Task goal - Repeat the data that follows, word for word, without the images.

Supplied records -
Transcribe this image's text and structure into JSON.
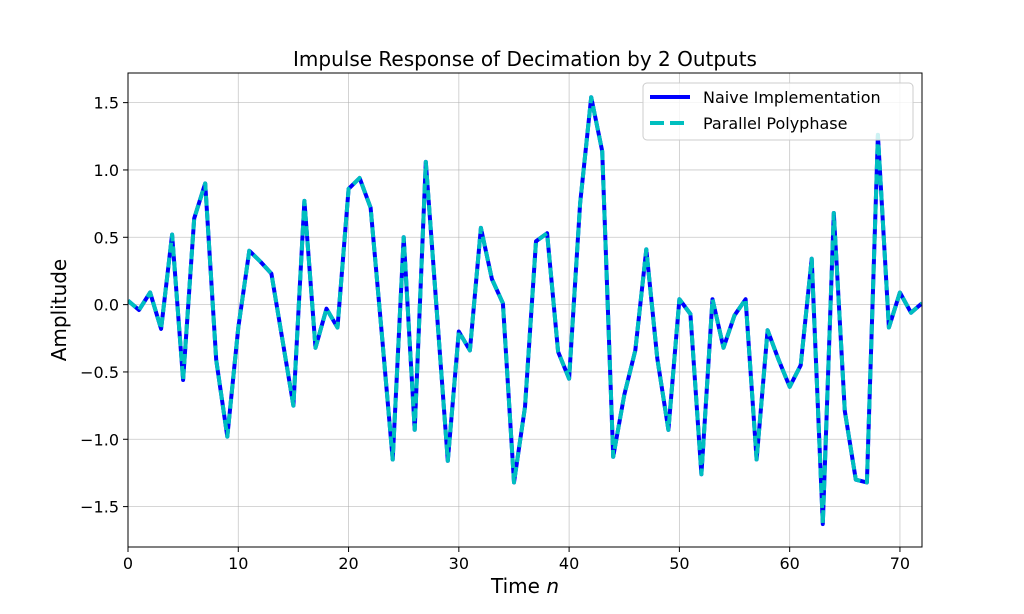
{
  "chart_data": {
    "type": "line",
    "title": "Impulse Response of Decimation by 2 Outputs",
    "xlabel": "Time n",
    "xlabel_parts": {
      "text": "Time ",
      "italic": "n"
    },
    "ylabel": "Amplitude",
    "xlim": [
      0,
      72
    ],
    "ylim": [
      -1.8,
      1.72
    ],
    "grid": true,
    "legend_position": "upper right",
    "x_ticks": [
      0,
      10,
      20,
      30,
      40,
      50,
      60,
      70
    ],
    "x_tick_labels": [
      "0",
      "10",
      "20",
      "30",
      "40",
      "50",
      "60",
      "70"
    ],
    "y_ticks": [
      1.5,
      1.0,
      0.5,
      0.0,
      -0.5,
      -1.0,
      -1.5
    ],
    "y_tick_labels": [
      "1.5",
      "1.0",
      "0.5",
      "0.0",
      "−0.5",
      "−1.0",
      "−1.5"
    ],
    "x": [
      0,
      1,
      2,
      3,
      4,
      5,
      6,
      7,
      8,
      9,
      10,
      11,
      12,
      13,
      14,
      15,
      16,
      17,
      18,
      19,
      20,
      21,
      22,
      23,
      24,
      25,
      26,
      27,
      28,
      29,
      30,
      31,
      32,
      33,
      34,
      35,
      36,
      37,
      38,
      39,
      40,
      41,
      42,
      43,
      44,
      45,
      46,
      47,
      48,
      49,
      50,
      51,
      52,
      53,
      54,
      55,
      56,
      57,
      58,
      59,
      60,
      61,
      62,
      63,
      64,
      65,
      66,
      67,
      68,
      69,
      70,
      71,
      72
    ],
    "series": [
      {
        "name": "Naive Implementation",
        "color": "#0000ff",
        "style": "solid",
        "values": [
          0.03,
          -0.04,
          0.09,
          -0.18,
          0.52,
          -0.56,
          0.64,
          0.9,
          -0.41,
          -0.98,
          -0.17,
          0.4,
          0.32,
          0.23,
          -0.26,
          -0.75,
          0.77,
          -0.32,
          -0.03,
          -0.17,
          0.86,
          0.94,
          0.72,
          -0.2,
          -1.15,
          0.5,
          -0.93,
          1.06,
          -0.05,
          -1.16,
          -0.2,
          -0.34,
          0.57,
          0.19,
          0.01,
          -1.32,
          -0.76,
          0.47,
          0.53,
          -0.35,
          -0.55,
          0.75,
          1.54,
          1.14,
          -1.13,
          -0.67,
          -0.34,
          0.41,
          -0.4,
          -0.93,
          0.04,
          -0.07,
          -1.26,
          0.04,
          -0.32,
          -0.08,
          0.04,
          -1.15,
          -0.19,
          -0.41,
          -0.61,
          -0.45,
          0.34,
          -1.63,
          0.68,
          -0.79,
          -1.3,
          -1.32,
          1.26,
          -0.17,
          0.09,
          -0.06,
          0.01
        ]
      },
      {
        "name": "Parallel Polyphase",
        "color": "#00bfbf",
        "style": "dashed",
        "values": [
          0.03,
          -0.04,
          0.09,
          -0.18,
          0.52,
          -0.56,
          0.64,
          0.9,
          -0.41,
          -0.98,
          -0.17,
          0.4,
          0.32,
          0.23,
          -0.26,
          -0.75,
          0.77,
          -0.32,
          -0.03,
          -0.17,
          0.86,
          0.94,
          0.72,
          -0.2,
          -1.15,
          0.5,
          -0.93,
          1.06,
          -0.05,
          -1.16,
          -0.2,
          -0.34,
          0.57,
          0.19,
          0.01,
          -1.32,
          -0.76,
          0.47,
          0.53,
          -0.35,
          -0.55,
          0.75,
          1.54,
          1.14,
          -1.13,
          -0.67,
          -0.34,
          0.41,
          -0.4,
          -0.93,
          0.04,
          -0.07,
          -1.26,
          0.04,
          -0.32,
          -0.08,
          0.04,
          -1.15,
          -0.19,
          -0.41,
          -0.61,
          -0.45,
          0.34,
          -1.63,
          0.68,
          -0.79,
          -1.3,
          -1.32,
          1.26,
          -0.17,
          0.09,
          -0.06,
          0.01
        ]
      }
    ]
  },
  "legend": {
    "items": [
      {
        "label": "Naive Implementation",
        "color": "#0000ff",
        "style": "solid"
      },
      {
        "label": "Parallel Polyphase",
        "color": "#00bfbf",
        "style": "dashed"
      }
    ]
  }
}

Exercise result -
Transcribe this image's text and structure into JSON.
{
  "chart_data": {
    "type": "line",
    "title": "Impulse Response of Decimation by 2 Outputs",
    "xlabel": "Time n",
    "xlabel_parts": {
      "text": "Time ",
      "italic": "n"
    },
    "ylabel": "Amplitude",
    "xlim": [
      0,
      72
    ],
    "ylim": [
      -1.8,
      1.72
    ],
    "grid": true,
    "legend_position": "upper right",
    "x_ticks": [
      0,
      10,
      20,
      30,
      40,
      50,
      60,
      70
    ],
    "x_tick_labels": [
      "0",
      "10",
      "20",
      "30",
      "40",
      "50",
      "60",
      "70"
    ],
    "y_ticks": [
      1.5,
      1.0,
      0.5,
      0.0,
      -0.5,
      -1.0,
      -1.5
    ],
    "y_tick_labels": [
      "1.5",
      "1.0",
      "0.5",
      "0.0",
      "−0.5",
      "−1.0",
      "−1.5"
    ],
    "x": [
      0,
      1,
      2,
      3,
      4,
      5,
      6,
      7,
      8,
      9,
      10,
      11,
      12,
      13,
      14,
      15,
      16,
      17,
      18,
      19,
      20,
      21,
      22,
      23,
      24,
      25,
      26,
      27,
      28,
      29,
      30,
      31,
      32,
      33,
      34,
      35,
      36,
      37,
      38,
      39,
      40,
      41,
      42,
      43,
      44,
      45,
      46,
      47,
      48,
      49,
      50,
      51,
      52,
      53,
      54,
      55,
      56,
      57,
      58,
      59,
      60,
      61,
      62,
      63,
      64,
      65,
      66,
      67,
      68,
      69,
      70,
      71,
      72
    ],
    "series": [
      {
        "name": "Naive Implementation",
        "color": "#0000ff",
        "style": "solid",
        "values": [
          0.03,
          -0.04,
          0.09,
          -0.18,
          0.52,
          -0.56,
          0.64,
          0.9,
          -0.41,
          -0.98,
          -0.17,
          0.4,
          0.32,
          0.23,
          -0.26,
          -0.75,
          0.77,
          -0.32,
          -0.03,
          -0.17,
          0.86,
          0.94,
          0.72,
          -0.2,
          -1.15,
          0.5,
          -0.93,
          1.06,
          -0.05,
          -1.16,
          -0.2,
          -0.34,
          0.57,
          0.19,
          0.01,
          -1.32,
          -0.76,
          0.47,
          0.53,
          -0.35,
          -0.55,
          0.75,
          1.54,
          1.14,
          -1.13,
          -0.67,
          -0.34,
          0.41,
          -0.4,
          -0.93,
          0.04,
          -0.07,
          -1.26,
          0.04,
          -0.32,
          -0.08,
          0.04,
          -1.15,
          -0.19,
          -0.41,
          -0.61,
          -0.45,
          0.34,
          -1.63,
          0.68,
          -0.79,
          -1.3,
          -1.32,
          1.26,
          -0.17,
          0.09,
          -0.06,
          0.01
        ]
      },
      {
        "name": "Parallel Polyphase",
        "color": "#00bfbf",
        "style": "dashed",
        "values": [
          0.03,
          -0.04,
          0.09,
          -0.18,
          0.52,
          -0.56,
          0.64,
          0.9,
          -0.41,
          -0.98,
          -0.17,
          0.4,
          0.32,
          0.23,
          -0.26,
          -0.75,
          0.77,
          -0.32,
          -0.03,
          -0.17,
          0.86,
          0.94,
          0.72,
          -0.2,
          -1.15,
          0.5,
          -0.93,
          1.06,
          -0.05,
          -1.16,
          -0.2,
          -0.34,
          0.57,
          0.19,
          0.01,
          -1.32,
          -0.76,
          0.47,
          0.53,
          -0.35,
          -0.55,
          0.75,
          1.54,
          1.14,
          -1.13,
          -0.67,
          -0.34,
          0.41,
          -0.4,
          -0.93,
          0.04,
          -0.07,
          -1.26,
          0.04,
          -0.32,
          -0.08,
          0.04,
          -1.15,
          -0.19,
          -0.41,
          -0.61,
          -0.45,
          0.34,
          -1.63,
          0.68,
          -0.79,
          -1.3,
          -1.32,
          1.26,
          -0.17,
          0.09,
          -0.06,
          0.01
        ]
      }
    ]
  },
  "legend": {
    "items": [
      {
        "label": "Naive Implementation",
        "color": "#0000ff",
        "style": "solid"
      },
      {
        "label": "Parallel Polyphase",
        "color": "#00bfbf",
        "style": "dashed"
      }
    ]
  }
}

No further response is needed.